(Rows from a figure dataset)
---*---

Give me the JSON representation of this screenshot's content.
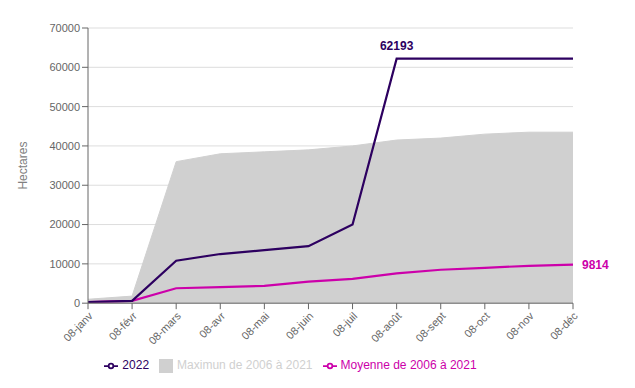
{
  "chart_data": {
    "type": "line",
    "ylabel": "Hectares",
    "categories": [
      "08-janv",
      "08-févr",
      "08-mars",
      "08-avr",
      "08-mai",
      "08-juin",
      "08-juil",
      "08-août",
      "08-sept",
      "08-oct",
      "08-nov",
      "08-déc"
    ],
    "series": [
      {
        "name": "Maximun de 2006 à 2021",
        "type": "area",
        "color": "#d0d0d0",
        "values": [
          1000,
          1800,
          36000,
          38000,
          38500,
          39000,
          40000,
          41500,
          42000,
          43000,
          43500,
          43500
        ],
        "lower": [
          0,
          0,
          0,
          0,
          0,
          0,
          0,
          0,
          0,
          0,
          0,
          0
        ]
      },
      {
        "name": "Moyenne de 2006 à 2021",
        "type": "line",
        "color": "#cc00aa",
        "values": [
          300,
          600,
          3800,
          4100,
          4400,
          5500,
          6200,
          7600,
          8500,
          9000,
          9500,
          9814
        ]
      },
      {
        "name": "2022",
        "type": "line",
        "color": "#2d0060",
        "values": [
          300,
          600,
          10800,
          12500,
          13500,
          14500,
          20000,
          62193,
          62193,
          62193,
          62193,
          62193
        ]
      }
    ],
    "annotations": [
      {
        "x": "08-août",
        "y": 62193,
        "text": "62193",
        "color": "#2d0060"
      },
      {
        "x": "08-déc",
        "y": 9814,
        "text": "9814",
        "color": "#cc00aa"
      }
    ],
    "ylim": [
      0,
      70000
    ],
    "yticks": [
      0,
      10000,
      20000,
      30000,
      40000,
      50000,
      60000,
      70000
    ],
    "grid": true
  }
}
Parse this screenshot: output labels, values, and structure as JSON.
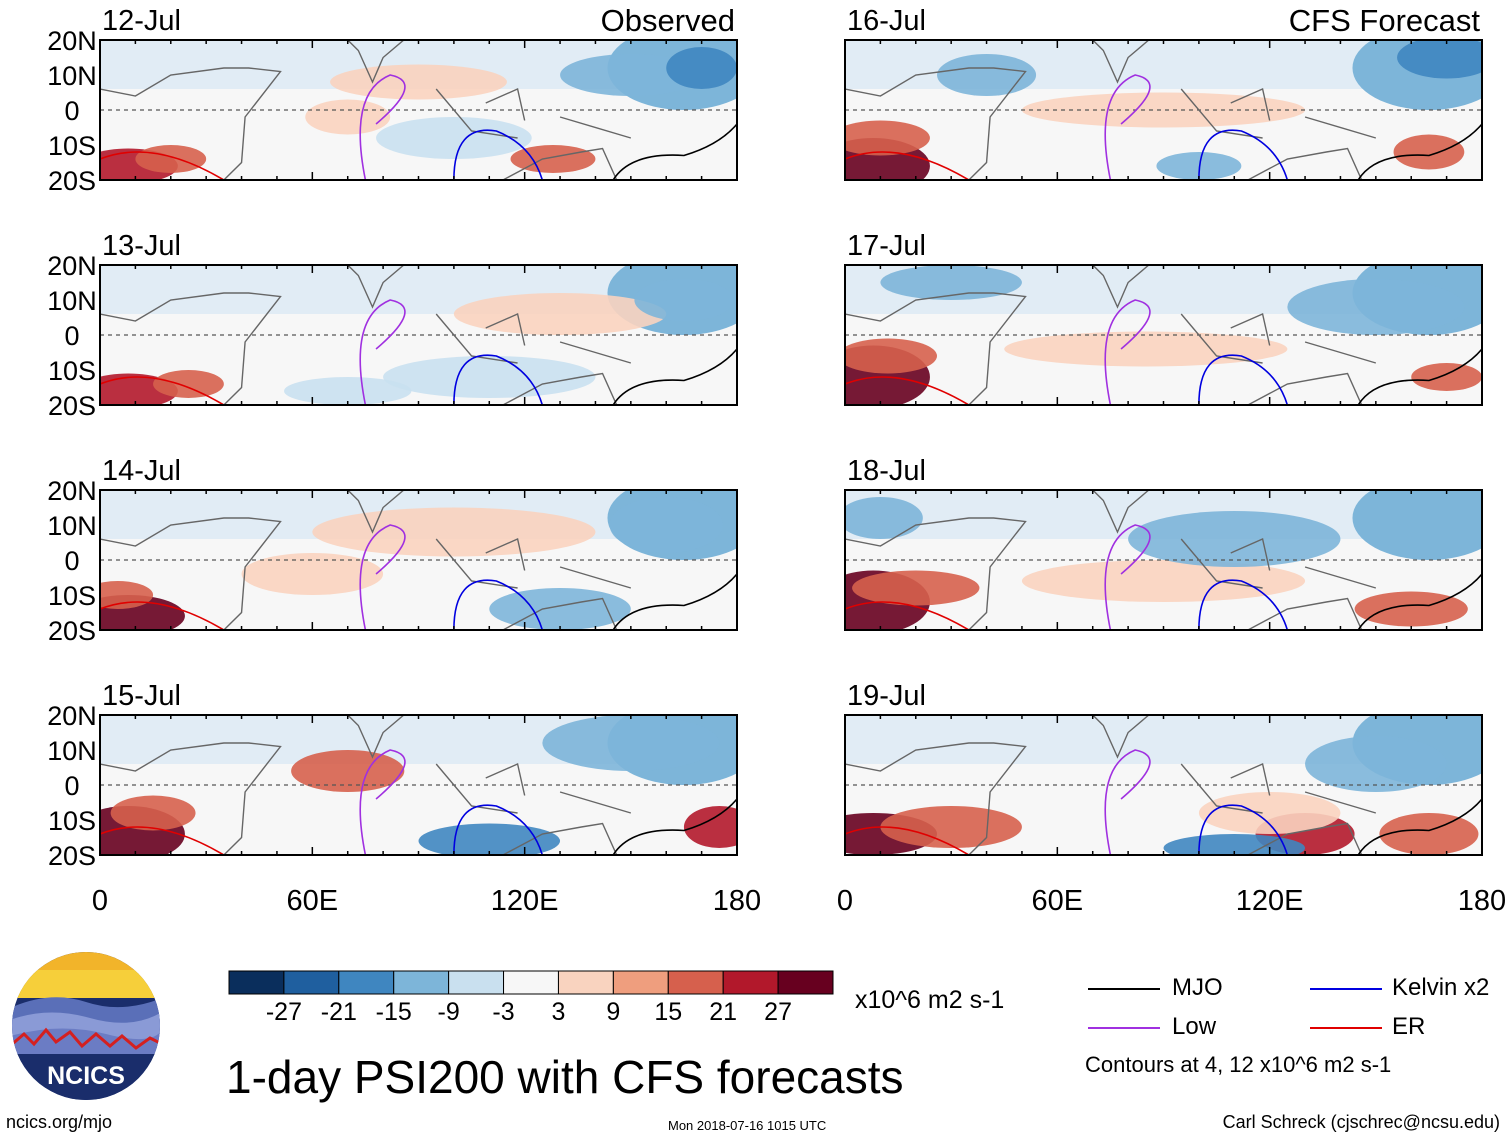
{
  "title": "1-day PSI200 with CFS forecasts",
  "footer": {
    "left": "ncics.org/mjo",
    "middle": "Mon 2018-07-16 1015 UTC",
    "right": "Carl Schreck (cjschrec@ncsu.edu)"
  },
  "logo_text": "NCICS",
  "colorbar": {
    "units": "x10^6 m2 s-1",
    "levels": [
      -27,
      -21,
      -15,
      -9,
      -3,
      3,
      9,
      15,
      21,
      27
    ],
    "tick_labels": [
      "-27",
      "-21",
      "-15",
      "-9",
      "-3",
      "3",
      "9",
      "15",
      "21",
      "27"
    ],
    "colors": [
      "#0a2e5c",
      "#1f5f9f",
      "#3f86c0",
      "#7db5d9",
      "#c9e0ef",
      "#f7f7f7",
      "#f9d3bf",
      "#ef9e7e",
      "#d6604d",
      "#b2182b",
      "#67001f"
    ]
  },
  "legend": {
    "items": [
      {
        "label": "MJO",
        "color": "#000000"
      },
      {
        "label": "Kelvin x2",
        "color": "#0000e0"
      },
      {
        "label": "Low",
        "color": "#a030e0"
      },
      {
        "label": "ER",
        "color": "#e00000"
      }
    ],
    "note": "Contours at 4, 12 x10^6 m2 s-1"
  },
  "chart_data": {
    "type": "heatmap",
    "variable": "PSI200",
    "x_ticks": [
      "0",
      "60E",
      "120E",
      "180"
    ],
    "y_ticks": [
      "20N",
      "10N",
      "0",
      "10S",
      "20S"
    ],
    "xlim": [
      0,
      180
    ],
    "ylim": [
      -20,
      20
    ],
    "columns": [
      {
        "header": "Observed",
        "panels": [
          "12-Jul",
          "13-Jul",
          "14-Jul",
          "15-Jul"
        ]
      },
      {
        "header": "CFS Forecast",
        "panels": [
          "16-Jul",
          "17-Jul",
          "18-Jul",
          "19-Jul"
        ]
      }
    ]
  }
}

---*---

**Exercise instructions**
Retype every entry verbatim and exclude the pictures from the copy.

**Exercise output**
Give me the JSON representation of this screenshot's content.
{
  "chart_data": {
    "type": "line",
    "ylabel": "Hectares",
    "categories": [
      "08-janv",
      "08-févr",
      "08-mars",
      "08-avr",
      "08-mai",
      "08-juin",
      "08-juil",
      "08-août",
      "08-sept",
      "08-oct",
      "08-nov",
      "08-déc"
    ],
    "series": [
      {
        "name": "Maximun de 2006 à 2021",
        "type": "area",
        "color": "#d0d0d0",
        "values": [
          1000,
          1800,
          36000,
          38000,
          38500,
          39000,
          40000,
          41500,
          42000,
          43000,
          43500,
          43500
        ],
        "lower": [
          0,
          0,
          0,
          0,
          0,
          0,
          0,
          0,
          0,
          0,
          0,
          0
        ]
      },
      {
        "name": "Moyenne de 2006 à 2021",
        "type": "line",
        "color": "#cc00aa",
        "values": [
          300,
          600,
          3800,
          4100,
          4400,
          5500,
          6200,
          7600,
          8500,
          9000,
          9500,
          9814
        ]
      },
      {
        "name": "2022",
        "type": "line",
        "color": "#2d0060",
        "values": [
          300,
          600,
          10800,
          12500,
          13500,
          14500,
          20000,
          62193,
          62193,
          62193,
          62193,
          62193
        ]
      }
    ],
    "annotations": [
      {
        "x": "08-août",
        "y": 62193,
        "text": "62193",
        "color": "#2d0060"
      },
      {
        "x": "08-déc",
        "y": 9814,
        "text": "9814",
        "color": "#cc00aa"
      }
    ],
    "ylim": [
      0,
      70000
    ],
    "yticks": [
      0,
      10000,
      20000,
      30000,
      40000,
      50000,
      60000,
      70000
    ],
    "grid": true
  }
}
Parse this screenshot: output labels, values, and structure as JSON.
{
  "title": "1-day PSI200 with CFS forecasts",
  "footer": {
    "left": "ncics.org/mjo",
    "middle": "Mon 2018-07-16 1015 UTC",
    "right": "Carl Schreck (cjschrec@ncsu.edu)"
  },
  "logo_text": "NCICS",
  "colorbar": {
    "units": "x10^6 m2 s-1",
    "levels": [
      -27,
      -21,
      -15,
      -9,
      -3,
      3,
      9,
      15,
      21,
      27
    ],
    "tick_labels": [
      "-27",
      "-21",
      "-15",
      "-9",
      "-3",
      "3",
      "9",
      "15",
      "21",
      "27"
    ],
    "colors": [
      "#0a2e5c",
      "#1f5f9f",
      "#3f86c0",
      "#7db5d9",
      "#c9e0ef",
      "#f7f7f7",
      "#f9d3bf",
      "#ef9e7e",
      "#d6604d",
      "#b2182b",
      "#67001f"
    ]
  },
  "legend": {
    "items": [
      {
        "label": "MJO",
        "color": "#000000"
      },
      {
        "label": "Kelvin x2",
        "color": "#0000e0"
      },
      {
        "label": "Low",
        "color": "#a030e0"
      },
      {
        "label": "ER",
        "color": "#e00000"
      }
    ],
    "note": "Contours at 4, 12 x10^6 m2 s-1"
  },
  "chart_data": {
    "type": "heatmap",
    "variable": "PSI200",
    "x_ticks": [
      "0",
      "60E",
      "120E",
      "180"
    ],
    "y_ticks": [
      "20N",
      "10N",
      "0",
      "10S",
      "20S"
    ],
    "xlim": [
      0,
      180
    ],
    "ylim": [
      -20,
      20
    ],
    "columns": [
      {
        "header": "Observed",
        "panels": [
          "12-Jul",
          "13-Jul",
          "14-Jul",
          "15-Jul"
        ]
      },
      {
        "header": "CFS Forecast",
        "panels": [
          "16-Jul",
          "17-Jul",
          "18-Jul",
          "19-Jul"
        ]
      }
    ]
  }
}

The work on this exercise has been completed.